Show every line where "last" occurs.

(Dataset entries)
● ● ● ●
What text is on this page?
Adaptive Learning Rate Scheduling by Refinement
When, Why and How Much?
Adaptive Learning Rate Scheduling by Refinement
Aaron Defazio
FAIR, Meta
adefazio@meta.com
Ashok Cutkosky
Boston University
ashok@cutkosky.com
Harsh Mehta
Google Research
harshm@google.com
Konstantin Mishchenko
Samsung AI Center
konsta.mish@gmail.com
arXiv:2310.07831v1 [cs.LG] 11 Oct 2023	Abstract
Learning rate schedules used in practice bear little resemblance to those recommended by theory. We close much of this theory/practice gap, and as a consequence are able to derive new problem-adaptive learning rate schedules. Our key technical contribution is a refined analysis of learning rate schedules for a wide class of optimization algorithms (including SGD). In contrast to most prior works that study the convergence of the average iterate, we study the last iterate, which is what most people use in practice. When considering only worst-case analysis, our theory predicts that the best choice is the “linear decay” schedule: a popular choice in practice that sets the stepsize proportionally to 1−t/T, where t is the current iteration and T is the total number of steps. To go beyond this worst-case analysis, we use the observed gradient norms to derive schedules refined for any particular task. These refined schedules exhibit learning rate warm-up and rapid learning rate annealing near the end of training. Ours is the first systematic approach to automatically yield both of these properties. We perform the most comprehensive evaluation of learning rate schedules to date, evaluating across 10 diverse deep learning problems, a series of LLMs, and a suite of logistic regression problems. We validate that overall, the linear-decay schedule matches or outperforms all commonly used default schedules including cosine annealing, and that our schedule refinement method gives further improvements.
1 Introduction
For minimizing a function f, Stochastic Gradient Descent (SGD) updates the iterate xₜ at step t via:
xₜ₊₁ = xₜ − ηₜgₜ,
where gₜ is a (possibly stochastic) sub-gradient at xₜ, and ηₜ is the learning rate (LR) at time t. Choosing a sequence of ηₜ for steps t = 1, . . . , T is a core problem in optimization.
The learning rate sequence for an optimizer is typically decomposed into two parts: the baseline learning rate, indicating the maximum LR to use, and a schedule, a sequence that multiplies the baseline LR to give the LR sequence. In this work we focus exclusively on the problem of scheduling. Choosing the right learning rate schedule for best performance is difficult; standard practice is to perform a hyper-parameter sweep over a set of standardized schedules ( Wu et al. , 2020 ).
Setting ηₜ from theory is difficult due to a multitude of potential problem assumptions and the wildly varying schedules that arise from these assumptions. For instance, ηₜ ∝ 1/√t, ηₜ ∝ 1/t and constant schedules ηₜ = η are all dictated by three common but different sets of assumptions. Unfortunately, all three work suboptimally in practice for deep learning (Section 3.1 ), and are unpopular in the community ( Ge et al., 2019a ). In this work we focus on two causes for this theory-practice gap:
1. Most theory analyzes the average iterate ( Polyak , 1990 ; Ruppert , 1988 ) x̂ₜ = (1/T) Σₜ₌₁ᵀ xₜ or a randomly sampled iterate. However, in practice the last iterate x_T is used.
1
● ● ● ●
■ **Result below**
Learning rate schedules used in practice bear little resemblance to those recommended by theory. We close much of this theory/practice gap, and as a consequence are able to derive new problem-adaptive learning rate schedules. Our key technical contribution is a refined analysis of learning rate schedules for a wide class of optimization algorithms (including SGD). In contrast to most prior works that study the convergence of the average iterate, we study the last iterate, which is what most people use in practice. When considering only worst-case analysis, our theory predicts that the best choice is the “linear decay” schedule: a popular choice in practice that sets the stepsize proportionally to 1−t/T, where t is the current iteration and T is the total number of steps. To go beyond this worst-case analysis, we use the observed gradient norms to derive schedules refined for any particular task. These refined schedules exhibit learning rate warm-up and rapid learning rate annealing near the end of training. Ours is the first systematic approach to automatically yield both of these properties. We perform the most comprehensive evaluation of learning rate schedules to date, evaluating across 10 diverse deep learning problems, a series of LLMs, and a suite of logistic regression problems. We validate that overall, the linear-decay schedule matches or outperforms all commonly used default schedules including cosine annealing, and that our schedule refinement method gives further improvements.
1. Most theory analyzes the average iterate ( Polyak , 1990 ; Ruppert , 1988 ) x̂ₜ = (1/T) Σₜ₌₁ᵀ xₜ or a randomly sampled iterate. However, in practice the last iterate x_T is used.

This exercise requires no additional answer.